### Material for this exercise
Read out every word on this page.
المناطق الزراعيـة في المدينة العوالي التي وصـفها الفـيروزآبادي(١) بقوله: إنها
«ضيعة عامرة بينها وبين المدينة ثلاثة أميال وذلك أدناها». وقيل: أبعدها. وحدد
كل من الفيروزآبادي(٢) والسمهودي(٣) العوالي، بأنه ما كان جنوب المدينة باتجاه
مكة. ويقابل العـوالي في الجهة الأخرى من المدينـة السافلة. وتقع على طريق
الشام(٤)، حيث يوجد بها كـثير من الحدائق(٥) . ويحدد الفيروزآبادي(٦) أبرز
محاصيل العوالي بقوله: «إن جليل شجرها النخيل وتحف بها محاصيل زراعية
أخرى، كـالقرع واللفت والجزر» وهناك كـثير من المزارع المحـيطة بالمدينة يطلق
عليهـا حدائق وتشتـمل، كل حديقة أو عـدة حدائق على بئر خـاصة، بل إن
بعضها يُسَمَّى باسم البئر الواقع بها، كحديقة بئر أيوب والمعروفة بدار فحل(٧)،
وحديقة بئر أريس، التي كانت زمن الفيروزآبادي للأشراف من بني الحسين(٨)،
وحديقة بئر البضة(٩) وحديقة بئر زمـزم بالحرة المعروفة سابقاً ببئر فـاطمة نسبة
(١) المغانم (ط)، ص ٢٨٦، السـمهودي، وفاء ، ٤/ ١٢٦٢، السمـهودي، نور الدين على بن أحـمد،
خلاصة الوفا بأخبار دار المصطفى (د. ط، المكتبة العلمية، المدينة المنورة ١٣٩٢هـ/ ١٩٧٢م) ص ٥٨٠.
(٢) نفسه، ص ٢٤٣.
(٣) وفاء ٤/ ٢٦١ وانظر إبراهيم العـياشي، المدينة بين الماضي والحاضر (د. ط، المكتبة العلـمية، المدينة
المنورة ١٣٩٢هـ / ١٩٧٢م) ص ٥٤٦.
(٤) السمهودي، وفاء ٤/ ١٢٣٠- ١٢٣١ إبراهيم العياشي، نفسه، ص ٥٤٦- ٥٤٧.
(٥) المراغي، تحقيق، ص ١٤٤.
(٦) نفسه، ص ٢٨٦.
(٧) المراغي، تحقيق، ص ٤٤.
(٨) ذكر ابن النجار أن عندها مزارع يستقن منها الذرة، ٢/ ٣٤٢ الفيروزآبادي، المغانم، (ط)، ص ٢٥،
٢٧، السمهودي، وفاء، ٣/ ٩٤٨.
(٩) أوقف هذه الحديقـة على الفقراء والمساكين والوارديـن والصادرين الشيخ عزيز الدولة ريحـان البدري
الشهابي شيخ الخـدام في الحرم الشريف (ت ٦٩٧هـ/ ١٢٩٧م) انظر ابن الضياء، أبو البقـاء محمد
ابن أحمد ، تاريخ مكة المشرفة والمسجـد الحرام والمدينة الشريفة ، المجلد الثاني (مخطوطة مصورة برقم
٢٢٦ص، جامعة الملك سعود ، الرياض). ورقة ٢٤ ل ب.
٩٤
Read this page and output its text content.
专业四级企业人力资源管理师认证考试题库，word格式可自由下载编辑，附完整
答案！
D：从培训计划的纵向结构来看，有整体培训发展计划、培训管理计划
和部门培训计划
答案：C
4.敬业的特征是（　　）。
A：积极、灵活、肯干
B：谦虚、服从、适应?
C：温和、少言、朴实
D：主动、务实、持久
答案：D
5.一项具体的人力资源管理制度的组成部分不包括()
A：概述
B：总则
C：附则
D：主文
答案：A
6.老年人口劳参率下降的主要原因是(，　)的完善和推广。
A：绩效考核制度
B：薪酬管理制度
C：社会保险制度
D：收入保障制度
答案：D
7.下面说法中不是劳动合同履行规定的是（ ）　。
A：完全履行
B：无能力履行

### Work to complete
Write each line above out exactly.

### Output for this task
Read out every word on this page.
المناطق الزراعيـة في المدينة العوالي التي وصـفها الفـيروزآبادي(١) بقوله: إنها
«ضيعة عامرة بينها وبين المدينة ثلاثة أميال وذلك أدناها». وقيل: أبعدها. وحدد
كل من الفيروزآبادي(٢) والسمهودي(٣) العوالي، بأنه ما كان جنوب المدينة باتجاه
مكة. ويقابل العـوالي في الجهة الأخرى من المدينـة السافلة. وتقع على طريق
الشام(٤)، حيث يوجد بها كـثير من الحدائق(٥) . ويحدد الفيروزآبادي(٦) أبرز
محاصيل العوالي بقوله: «إن جليل شجرها النخيل وتحف بها محاصيل زراعية
أخرى، كـالقرع واللفت والجزر» وهناك كـثير من المزارع المحـيطة بالمدينة يطلق
عليهـا حدائق وتشتـمل، كل حديقة أو عـدة حدائق على بئر خـاصة، بل إن
بعضها يُسَمَّى باسم البئر الواقع بها، كحديقة بئر أيوب والمعروفة بدار فحل(٧)،
وحديقة بئر أريس، التي كانت زمن الفيروزآبادي للأشراف من بني الحسين(٨)،
وحديقة بئر البضة(٩) وحديقة بئر زمـزم بالحرة المعروفة سابقاً ببئر فـاطمة نسبة
(١) المغانم (ط)، ص ٢٨٦، السـمهودي، وفاء ، ٤/ ١٢٦٢، السمـهودي، نور الدين على بن أحـمد،
خلاصة الوفا بأخبار دار المصطفى (د. ط، المكتبة العلمية، المدينة المنورة ١٣٩٢هـ/ ١٩٧٢م) ص ٥٨٠.
(٢) نفسه، ص ٢٤٣.
(٣) وفاء ٤/ ٢٦١ وانظر إبراهيم العـياشي، المدينة بين الماضي والحاضر (د. ط، المكتبة العلـمية، المدينة
المنورة ١٣٩٢هـ / ١٩٧٢م) ص ٥٤٦.
(٤) السمهودي، وفاء ٤/ ١٢٣٠- ١٢٣١ إبراهيم العياشي، نفسه، ص ٥٤٦- ٥٤٧.
(٥) المراغي، تحقيق، ص ١٤٤.
(٦) نفسه، ص ٢٨٦.
(٧) المراغي، تحقيق، ص ٤٤.
(٨) ذكر ابن النجار أن عندها مزارع يستقن منها الذرة، ٢/ ٣٤٢ الفيروزآبادي، المغانم، (ط)، ص ٢٥،
٢٧، السمهودي، وفاء، ٣/ ٩٤٨.
(٩) أوقف هذه الحديقـة على الفقراء والمساكين والوارديـن والصادرين الشيخ عزيز الدولة ريحـان البدري
الشهابي شيخ الخـدام في الحرم الشريف (ت ٦٩٧هـ/ ١٢٩٧م) انظر ابن الضياء، أبو البقـاء محمد
ابن أحمد ، تاريخ مكة المشرفة والمسجـد الحرام والمدينة الشريفة ، المجلد الثاني (مخطوطة مصورة برقم
٢٢٦ص، جامعة الملك سعود ، الرياض). ورقة ٢٤ ل ب.
٩٤
Read this page and output its text content.
专业四级企业人力资源管理师认证考试题库，word格式可自由下载编辑，附完整
答案！
D：从培训计划的纵向结构来看，有整体培训发展计划、培训管理计划
和部门培训计划
答案：C
4.敬业的特征是（　　）。
A：积极、灵活、肯干
B：谦虚、服从、适应?
C：温和、少言、朴实
D：主动、务实、持久
答案：D
5.一项具体的人力资源管理制度的组成部分不包括()
A：概述
B：总则
C：附则
D：主文
答案：A
6.老年人口劳参率下降的主要原因是(，　)的完善和推广。
A：绩效考核制度
B：薪酬管理制度
C：社会保险制度
D：收入保障制度
答案：D
7.下面说法中不是劳动合同履行规定的是（ ）　。
A：完全履行
B：无能力履行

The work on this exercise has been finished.